> [Task description]: Copy out the entries in full and with complete accuracy; pictures are excluded.

> [Material shown]:
######
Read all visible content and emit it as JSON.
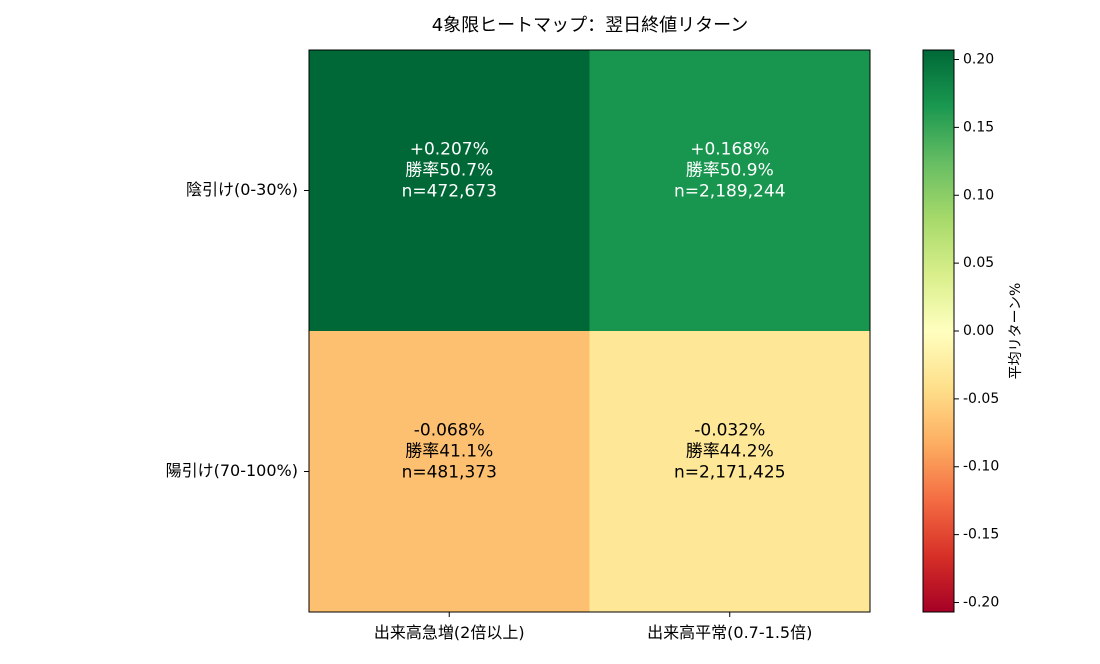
{
  "chart_data": {
    "type": "heatmap",
    "title": "4象限ヒートマップ：翌日終値リターン",
    "x_categories": [
      "出来高急増(2倍以上)",
      "出来高平常(0.7-1.5倍)"
    ],
    "y_categories": [
      "陰引け(0-30%)",
      "陽引け(70-100%)"
    ],
    "cells": [
      [
        {
          "value": 0.207,
          "label_return": "+0.207%",
          "label_winrate": "勝率50.7%",
          "label_n": "n=472,673"
        },
        {
          "value": 0.168,
          "label_return": "+0.168%",
          "label_winrate": "勝率50.9%",
          "label_n": "n=2,189,244"
        }
      ],
      [
        {
          "value": -0.068,
          "label_return": "-0.068%",
          "label_winrate": "勝率41.1%",
          "label_n": "n=481,373"
        },
        {
          "value": -0.032,
          "label_return": "-0.032%",
          "label_winrate": "勝率44.2%",
          "label_n": "n=2,171,425"
        }
      ]
    ],
    "colorbar": {
      "label": "平均リターン%",
      "range": [
        -0.207,
        0.207
      ],
      "ticks": [
        0.2,
        0.15,
        0.1,
        0.05,
        0.0,
        -0.05,
        -0.1,
        -0.15,
        -0.2
      ],
      "tick_labels": [
        "0.20",
        "0.15",
        "0.10",
        "0.05",
        "0.00",
        "-0.05",
        "-0.10",
        "-0.15",
        "-0.20"
      ],
      "colormap": "RdYlGn",
      "colormap_stops": [
        "#a50026",
        "#d73027",
        "#f46d43",
        "#fdae61",
        "#fee08b",
        "#ffffbf",
        "#d9ef8b",
        "#a6d96a",
        "#66bd63",
        "#1a9850",
        "#006837"
      ]
    }
  }
}
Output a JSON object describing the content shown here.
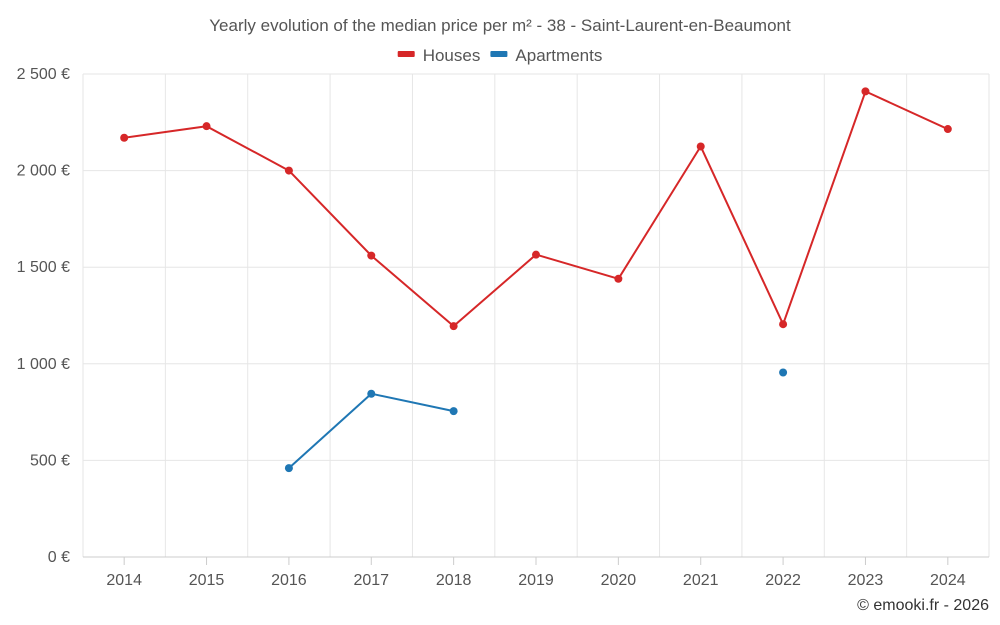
{
  "chart_data": {
    "type": "line",
    "title": "Yearly evolution of the median price per m² - 38 - Saint-Laurent-en-Beaumont",
    "categories": [
      "2014",
      "2015",
      "2016",
      "2017",
      "2018",
      "2019",
      "2020",
      "2021",
      "2022",
      "2023",
      "2024"
    ],
    "series": [
      {
        "name": "Houses",
        "color": "#d62728",
        "values": [
          2170,
          2230,
          2000,
          1560,
          1195,
          1565,
          1440,
          2125,
          1205,
          2410,
          2215
        ]
      },
      {
        "name": "Apartments",
        "color": "#1f77b4",
        "values": [
          null,
          null,
          460,
          845,
          755,
          null,
          null,
          null,
          955,
          null,
          null
        ]
      }
    ],
    "ylim": [
      0,
      2500
    ],
    "yticks": [
      {
        "value": 0,
        "label": "0 €"
      },
      {
        "value": 500,
        "label": "500 €"
      },
      {
        "value": 1000,
        "label": "1 000 €"
      },
      {
        "value": 1500,
        "label": "1 500 €"
      },
      {
        "value": 2000,
        "label": "2 000 €"
      },
      {
        "value": 2500,
        "label": "2 500 €"
      }
    ],
    "xlabel": "",
    "ylabel": "",
    "grid": true,
    "legend_position": "top-center"
  },
  "credit": "© emooki.fr - 2026"
}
######
> [Right answer]:
Read all visible content and emit it as JSON.
{
  "chart_data": {
    "type": "heatmap",
    "title": "4象限ヒートマップ：翌日終値リターン",
    "x_categories": [
      "出来高急増(2倍以上)",
      "出来高平常(0.7-1.5倍)"
    ],
    "y_categories": [
      "陰引け(0-30%)",
      "陽引け(70-100%)"
    ],
    "cells": [
      [
        {
          "value": 0.207,
          "label_return": "+0.207%",
          "label_winrate": "勝率50.7%",
          "label_n": "n=472,673"
        },
        {
          "value": 0.168,
          "label_return": "+0.168%",
          "label_winrate": "勝率50.9%",
          "label_n": "n=2,189,244"
        }
      ],
      [
        {
          "value": -0.068,
          "label_return": "-0.068%",
          "label_winrate": "勝率41.1%",
          "label_n": "n=481,373"
        },
        {
          "value": -0.032,
          "label_return": "-0.032%",
          "label_winrate": "勝率44.2%",
          "label_n": "n=2,171,425"
        }
      ]
    ],
    "colorbar": {
      "label": "平均リターン%",
      "range": [
        -0.207,
        0.207
      ],
      "ticks": [
        0.2,
        0.15,
        0.1,
        0.05,
        0.0,
        -0.05,
        -0.1,
        -0.15,
        -0.2
      ],
      "tick_labels": [
        "0.20",
        "0.15",
        "0.10",
        "0.05",
        "0.00",
        "-0.05",
        "-0.10",
        "-0.15",
        "-0.20"
      ],
      "colormap": "RdYlGn",
      "colormap_stops": [
        "#a50026",
        "#d73027",
        "#f46d43",
        "#fdae61",
        "#fee08b",
        "#ffffbf",
        "#d9ef8b",
        "#a6d96a",
        "#66bd63",
        "#1a9850",
        "#006837"
      ]
    }
  }
}
Output a JSON object describing the content shown here.
{
  "chart_data": {
    "type": "line",
    "title": "Yearly evolution of the median price per m² - 38 - Saint-Laurent-en-Beaumont",
    "categories": [
      "2014",
      "2015",
      "2016",
      "2017",
      "2018",
      "2019",
      "2020",
      "2021",
      "2022",
      "2023",
      "2024"
    ],
    "series": [
      {
        "name": "Houses",
        "color": "#d62728",
        "values": [
          2170,
          2230,
          2000,
          1560,
          1195,
          1565,
          1440,
          2125,
          1205,
          2410,
          2215
        ]
      },
      {
        "name": "Apartments",
        "color": "#1f77b4",
        "values": [
          null,
          null,
          460,
          845,
          755,
          null,
          null,
          null,
          955,
          null,
          null
        ]
      }
    ],
    "ylim": [
      0,
      2500
    ],
    "yticks": [
      {
        "value": 0,
        "label": "0 €"
      },
      {
        "value": 500,
        "label": "500 €"
      },
      {
        "value": 1000,
        "label": "1 000 €"
      },
      {
        "value": 1500,
        "label": "1 500 €"
      },
      {
        "value": 2000,
        "label": "2 000 €"
      },
      {
        "value": 2500,
        "label": "2 500 €"
      }
    ],
    "xlabel": "",
    "ylabel": "",
    "grid": true,
    "legend_position": "top-center"
  },
  "credit": "© emooki.fr - 2026"
}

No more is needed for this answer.